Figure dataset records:
================

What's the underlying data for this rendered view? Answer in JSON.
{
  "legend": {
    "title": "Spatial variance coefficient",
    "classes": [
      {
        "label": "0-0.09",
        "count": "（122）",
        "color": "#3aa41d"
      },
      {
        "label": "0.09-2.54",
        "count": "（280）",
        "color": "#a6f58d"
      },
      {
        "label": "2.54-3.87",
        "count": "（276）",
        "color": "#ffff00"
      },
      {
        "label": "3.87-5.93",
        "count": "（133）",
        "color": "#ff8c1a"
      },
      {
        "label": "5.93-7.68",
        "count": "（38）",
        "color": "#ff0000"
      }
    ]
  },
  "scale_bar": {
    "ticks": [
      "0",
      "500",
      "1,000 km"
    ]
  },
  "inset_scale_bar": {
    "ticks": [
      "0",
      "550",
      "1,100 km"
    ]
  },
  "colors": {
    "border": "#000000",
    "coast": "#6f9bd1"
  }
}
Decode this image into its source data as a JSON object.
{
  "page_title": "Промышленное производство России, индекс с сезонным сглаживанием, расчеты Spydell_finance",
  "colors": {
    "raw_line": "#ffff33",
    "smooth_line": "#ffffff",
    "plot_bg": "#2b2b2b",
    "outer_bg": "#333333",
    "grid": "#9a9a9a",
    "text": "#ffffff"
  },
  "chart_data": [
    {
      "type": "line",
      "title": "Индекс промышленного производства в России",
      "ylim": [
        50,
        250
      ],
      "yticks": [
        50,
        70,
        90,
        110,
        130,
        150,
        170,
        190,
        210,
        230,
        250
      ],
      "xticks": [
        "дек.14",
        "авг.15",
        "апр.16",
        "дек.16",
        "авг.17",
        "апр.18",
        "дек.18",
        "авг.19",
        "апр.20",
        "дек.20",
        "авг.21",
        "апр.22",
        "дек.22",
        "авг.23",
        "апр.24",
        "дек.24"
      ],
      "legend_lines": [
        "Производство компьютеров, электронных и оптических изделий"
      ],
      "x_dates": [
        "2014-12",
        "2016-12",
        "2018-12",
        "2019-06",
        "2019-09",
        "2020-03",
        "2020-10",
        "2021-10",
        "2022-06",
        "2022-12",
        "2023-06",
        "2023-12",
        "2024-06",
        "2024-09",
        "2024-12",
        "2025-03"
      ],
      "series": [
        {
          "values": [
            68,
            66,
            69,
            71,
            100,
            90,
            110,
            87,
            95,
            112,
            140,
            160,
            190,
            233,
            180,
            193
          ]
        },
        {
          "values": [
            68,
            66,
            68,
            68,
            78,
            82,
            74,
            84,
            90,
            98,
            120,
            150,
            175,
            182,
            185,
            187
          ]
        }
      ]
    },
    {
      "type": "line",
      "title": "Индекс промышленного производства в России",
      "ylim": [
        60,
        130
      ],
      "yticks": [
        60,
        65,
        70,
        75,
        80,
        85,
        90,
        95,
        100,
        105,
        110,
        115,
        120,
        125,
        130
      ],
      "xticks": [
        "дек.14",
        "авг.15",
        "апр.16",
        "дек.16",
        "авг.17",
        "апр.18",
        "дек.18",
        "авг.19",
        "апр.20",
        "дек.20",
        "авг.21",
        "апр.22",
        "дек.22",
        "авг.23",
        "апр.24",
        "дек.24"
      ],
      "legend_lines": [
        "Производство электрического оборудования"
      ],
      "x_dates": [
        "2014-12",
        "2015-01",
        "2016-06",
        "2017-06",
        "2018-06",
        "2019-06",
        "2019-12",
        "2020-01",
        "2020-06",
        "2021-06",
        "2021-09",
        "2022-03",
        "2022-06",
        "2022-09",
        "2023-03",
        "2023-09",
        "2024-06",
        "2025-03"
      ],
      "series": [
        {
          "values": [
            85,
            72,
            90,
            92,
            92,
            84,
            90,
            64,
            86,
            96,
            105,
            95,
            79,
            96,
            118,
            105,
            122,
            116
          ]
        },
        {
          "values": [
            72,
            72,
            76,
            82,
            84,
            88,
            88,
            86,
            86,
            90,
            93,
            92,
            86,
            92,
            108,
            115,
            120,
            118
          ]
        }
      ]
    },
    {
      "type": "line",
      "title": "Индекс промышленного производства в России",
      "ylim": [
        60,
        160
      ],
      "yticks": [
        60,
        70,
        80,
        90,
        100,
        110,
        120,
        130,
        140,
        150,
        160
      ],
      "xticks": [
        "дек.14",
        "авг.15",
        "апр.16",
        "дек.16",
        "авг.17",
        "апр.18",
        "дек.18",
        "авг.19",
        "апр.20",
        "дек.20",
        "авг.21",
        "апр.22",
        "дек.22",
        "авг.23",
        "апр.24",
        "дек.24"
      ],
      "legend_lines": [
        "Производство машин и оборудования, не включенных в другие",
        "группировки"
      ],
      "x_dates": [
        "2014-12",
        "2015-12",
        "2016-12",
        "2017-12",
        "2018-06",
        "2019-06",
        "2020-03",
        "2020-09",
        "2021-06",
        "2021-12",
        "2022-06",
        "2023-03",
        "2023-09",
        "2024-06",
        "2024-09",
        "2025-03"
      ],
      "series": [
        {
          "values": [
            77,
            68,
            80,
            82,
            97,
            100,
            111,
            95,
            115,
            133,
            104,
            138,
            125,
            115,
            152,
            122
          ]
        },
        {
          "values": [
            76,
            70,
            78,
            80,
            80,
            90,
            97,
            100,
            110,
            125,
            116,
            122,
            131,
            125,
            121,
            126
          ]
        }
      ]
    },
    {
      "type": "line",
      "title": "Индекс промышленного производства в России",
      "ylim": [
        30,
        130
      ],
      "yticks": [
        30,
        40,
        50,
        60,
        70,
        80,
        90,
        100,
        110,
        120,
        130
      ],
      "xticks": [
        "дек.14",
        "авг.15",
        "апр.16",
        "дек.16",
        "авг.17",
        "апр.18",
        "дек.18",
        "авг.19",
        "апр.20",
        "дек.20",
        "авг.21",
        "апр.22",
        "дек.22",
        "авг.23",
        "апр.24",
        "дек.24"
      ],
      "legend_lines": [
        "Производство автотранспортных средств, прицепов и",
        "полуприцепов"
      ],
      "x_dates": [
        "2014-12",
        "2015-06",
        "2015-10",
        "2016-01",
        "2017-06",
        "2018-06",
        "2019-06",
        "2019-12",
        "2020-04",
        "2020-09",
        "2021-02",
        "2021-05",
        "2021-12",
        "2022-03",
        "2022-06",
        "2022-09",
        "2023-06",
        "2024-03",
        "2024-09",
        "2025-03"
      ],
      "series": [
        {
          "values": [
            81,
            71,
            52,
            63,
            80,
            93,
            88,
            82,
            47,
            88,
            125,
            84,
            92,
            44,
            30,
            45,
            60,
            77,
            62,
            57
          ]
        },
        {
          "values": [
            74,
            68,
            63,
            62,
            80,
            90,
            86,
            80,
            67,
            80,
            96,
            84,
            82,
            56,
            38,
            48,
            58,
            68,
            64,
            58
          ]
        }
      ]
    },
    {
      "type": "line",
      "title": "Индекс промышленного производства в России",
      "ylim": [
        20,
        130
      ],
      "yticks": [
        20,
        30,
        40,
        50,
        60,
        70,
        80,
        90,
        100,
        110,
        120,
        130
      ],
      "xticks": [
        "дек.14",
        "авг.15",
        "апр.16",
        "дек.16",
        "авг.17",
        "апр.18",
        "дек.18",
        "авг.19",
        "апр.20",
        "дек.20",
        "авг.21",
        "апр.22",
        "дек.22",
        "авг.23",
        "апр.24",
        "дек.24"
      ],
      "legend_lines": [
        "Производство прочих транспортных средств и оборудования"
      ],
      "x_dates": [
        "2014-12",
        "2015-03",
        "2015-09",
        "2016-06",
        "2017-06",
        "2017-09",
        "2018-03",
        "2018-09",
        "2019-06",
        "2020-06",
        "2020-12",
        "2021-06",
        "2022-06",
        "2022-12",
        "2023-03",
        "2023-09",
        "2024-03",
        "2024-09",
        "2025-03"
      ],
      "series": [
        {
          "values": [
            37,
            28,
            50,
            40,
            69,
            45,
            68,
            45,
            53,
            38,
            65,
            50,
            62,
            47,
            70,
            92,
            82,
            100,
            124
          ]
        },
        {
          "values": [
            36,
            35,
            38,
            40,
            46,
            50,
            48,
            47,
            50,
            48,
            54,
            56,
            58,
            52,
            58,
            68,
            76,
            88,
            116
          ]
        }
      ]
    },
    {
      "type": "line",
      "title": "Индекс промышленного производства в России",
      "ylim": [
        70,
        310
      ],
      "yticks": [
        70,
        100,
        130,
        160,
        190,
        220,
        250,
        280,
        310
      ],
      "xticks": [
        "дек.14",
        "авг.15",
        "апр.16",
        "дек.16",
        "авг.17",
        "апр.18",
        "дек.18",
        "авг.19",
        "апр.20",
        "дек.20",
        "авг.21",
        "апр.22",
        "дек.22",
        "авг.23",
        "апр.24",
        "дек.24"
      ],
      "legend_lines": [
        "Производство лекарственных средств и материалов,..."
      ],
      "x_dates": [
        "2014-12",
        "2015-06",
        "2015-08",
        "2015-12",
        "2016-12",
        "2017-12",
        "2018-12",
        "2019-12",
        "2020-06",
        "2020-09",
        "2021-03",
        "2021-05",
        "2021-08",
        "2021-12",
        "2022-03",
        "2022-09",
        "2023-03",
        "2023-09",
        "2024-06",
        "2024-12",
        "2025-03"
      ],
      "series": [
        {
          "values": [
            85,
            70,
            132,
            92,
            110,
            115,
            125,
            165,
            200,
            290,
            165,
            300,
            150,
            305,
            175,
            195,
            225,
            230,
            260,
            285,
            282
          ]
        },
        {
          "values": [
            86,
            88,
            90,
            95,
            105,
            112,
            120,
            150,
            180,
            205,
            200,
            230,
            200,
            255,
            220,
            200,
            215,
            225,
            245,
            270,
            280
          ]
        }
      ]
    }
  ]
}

================

(Objective) Identify and copy lines that hold the string "средств".

(Task result)
        "Производство автотранспортных средств, прицепов и",
        "Производство прочих транспортных средств и оборудования"
        "Производство лекарственных средств и материалов,..."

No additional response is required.